- WHAT IS EXPECTED:
Every line holding the word "value" counts once. Give the total, nothing more.

- Stored data:
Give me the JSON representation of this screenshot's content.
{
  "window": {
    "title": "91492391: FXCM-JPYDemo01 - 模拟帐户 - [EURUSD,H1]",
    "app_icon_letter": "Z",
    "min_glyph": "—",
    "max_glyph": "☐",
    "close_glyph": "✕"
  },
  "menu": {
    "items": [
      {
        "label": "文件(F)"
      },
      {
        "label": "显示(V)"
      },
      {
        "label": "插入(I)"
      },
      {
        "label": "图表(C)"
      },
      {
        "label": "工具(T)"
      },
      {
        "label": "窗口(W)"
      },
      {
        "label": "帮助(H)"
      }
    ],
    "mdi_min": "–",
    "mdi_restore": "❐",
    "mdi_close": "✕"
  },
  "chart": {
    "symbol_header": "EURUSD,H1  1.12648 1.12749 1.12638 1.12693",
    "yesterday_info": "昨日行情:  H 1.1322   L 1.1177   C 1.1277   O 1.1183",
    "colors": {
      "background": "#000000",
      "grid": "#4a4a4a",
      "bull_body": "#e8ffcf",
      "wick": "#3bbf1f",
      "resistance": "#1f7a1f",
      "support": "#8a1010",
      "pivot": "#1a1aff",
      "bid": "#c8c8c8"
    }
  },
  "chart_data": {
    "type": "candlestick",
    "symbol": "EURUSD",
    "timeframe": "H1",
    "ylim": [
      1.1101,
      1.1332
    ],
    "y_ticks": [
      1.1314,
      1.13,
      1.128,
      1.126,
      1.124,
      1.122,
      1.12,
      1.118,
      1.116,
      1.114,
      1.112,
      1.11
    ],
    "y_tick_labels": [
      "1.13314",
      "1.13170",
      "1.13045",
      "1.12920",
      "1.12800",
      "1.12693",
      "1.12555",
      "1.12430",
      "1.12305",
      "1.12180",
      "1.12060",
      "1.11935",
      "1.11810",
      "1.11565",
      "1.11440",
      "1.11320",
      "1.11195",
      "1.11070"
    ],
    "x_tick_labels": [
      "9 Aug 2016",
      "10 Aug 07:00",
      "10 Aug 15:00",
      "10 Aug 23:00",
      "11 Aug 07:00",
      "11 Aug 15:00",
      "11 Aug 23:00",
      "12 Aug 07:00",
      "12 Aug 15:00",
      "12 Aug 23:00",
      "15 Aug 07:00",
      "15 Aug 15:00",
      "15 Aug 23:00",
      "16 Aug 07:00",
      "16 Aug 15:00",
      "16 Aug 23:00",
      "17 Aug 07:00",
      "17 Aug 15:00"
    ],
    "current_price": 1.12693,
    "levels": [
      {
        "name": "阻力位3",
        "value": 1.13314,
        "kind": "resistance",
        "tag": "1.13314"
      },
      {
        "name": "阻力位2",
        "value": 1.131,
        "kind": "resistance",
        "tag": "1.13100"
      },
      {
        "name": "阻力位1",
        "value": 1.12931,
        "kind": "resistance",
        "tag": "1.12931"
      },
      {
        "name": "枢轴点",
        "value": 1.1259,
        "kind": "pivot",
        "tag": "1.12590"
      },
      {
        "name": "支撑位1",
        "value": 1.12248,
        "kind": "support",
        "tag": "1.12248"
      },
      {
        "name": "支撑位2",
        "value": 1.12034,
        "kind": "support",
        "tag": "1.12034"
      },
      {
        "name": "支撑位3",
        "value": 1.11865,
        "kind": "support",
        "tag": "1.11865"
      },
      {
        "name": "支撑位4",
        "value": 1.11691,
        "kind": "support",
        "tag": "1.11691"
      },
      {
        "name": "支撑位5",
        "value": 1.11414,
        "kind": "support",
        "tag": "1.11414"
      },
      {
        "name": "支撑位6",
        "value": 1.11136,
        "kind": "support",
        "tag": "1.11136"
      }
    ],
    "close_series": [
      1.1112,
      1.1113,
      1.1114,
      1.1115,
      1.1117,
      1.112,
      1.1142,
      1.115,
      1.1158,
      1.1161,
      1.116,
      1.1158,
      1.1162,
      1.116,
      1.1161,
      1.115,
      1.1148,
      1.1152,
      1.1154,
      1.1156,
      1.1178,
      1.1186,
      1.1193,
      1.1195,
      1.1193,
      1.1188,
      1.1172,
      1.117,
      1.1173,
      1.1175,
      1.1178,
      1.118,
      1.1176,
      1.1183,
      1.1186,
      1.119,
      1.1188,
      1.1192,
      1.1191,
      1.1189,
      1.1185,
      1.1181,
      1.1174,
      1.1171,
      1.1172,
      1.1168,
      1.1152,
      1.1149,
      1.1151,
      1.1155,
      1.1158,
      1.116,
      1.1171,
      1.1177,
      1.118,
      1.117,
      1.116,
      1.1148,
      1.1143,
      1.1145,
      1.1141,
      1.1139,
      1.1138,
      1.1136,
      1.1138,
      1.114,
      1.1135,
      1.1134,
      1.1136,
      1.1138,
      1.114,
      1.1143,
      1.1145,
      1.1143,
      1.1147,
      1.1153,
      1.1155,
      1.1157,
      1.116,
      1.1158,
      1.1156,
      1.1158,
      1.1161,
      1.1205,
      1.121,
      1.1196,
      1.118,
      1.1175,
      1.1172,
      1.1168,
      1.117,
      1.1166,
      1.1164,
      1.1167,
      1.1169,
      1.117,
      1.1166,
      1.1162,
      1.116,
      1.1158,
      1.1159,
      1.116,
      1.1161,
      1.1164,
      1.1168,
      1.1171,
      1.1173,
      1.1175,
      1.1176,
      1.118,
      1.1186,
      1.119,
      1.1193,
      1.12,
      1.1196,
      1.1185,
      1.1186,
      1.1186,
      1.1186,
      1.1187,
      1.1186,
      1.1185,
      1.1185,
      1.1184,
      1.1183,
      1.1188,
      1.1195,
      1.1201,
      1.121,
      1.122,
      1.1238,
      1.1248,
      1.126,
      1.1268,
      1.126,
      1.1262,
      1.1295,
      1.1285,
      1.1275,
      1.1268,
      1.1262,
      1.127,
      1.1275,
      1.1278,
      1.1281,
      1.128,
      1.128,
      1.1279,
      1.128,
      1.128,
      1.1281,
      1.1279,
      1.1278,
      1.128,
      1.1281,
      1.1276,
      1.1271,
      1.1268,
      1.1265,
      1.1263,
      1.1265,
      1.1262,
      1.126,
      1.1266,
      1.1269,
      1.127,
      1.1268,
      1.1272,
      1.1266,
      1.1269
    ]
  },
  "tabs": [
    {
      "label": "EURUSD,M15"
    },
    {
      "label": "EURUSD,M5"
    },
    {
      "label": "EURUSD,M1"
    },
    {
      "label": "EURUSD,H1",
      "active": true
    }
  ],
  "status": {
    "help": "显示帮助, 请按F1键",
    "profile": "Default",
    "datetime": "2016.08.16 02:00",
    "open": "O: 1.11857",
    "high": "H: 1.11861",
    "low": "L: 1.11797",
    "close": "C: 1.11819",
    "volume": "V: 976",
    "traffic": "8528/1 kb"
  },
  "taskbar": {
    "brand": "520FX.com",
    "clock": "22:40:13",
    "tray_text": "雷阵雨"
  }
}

- SOLVED EXERCISE:
10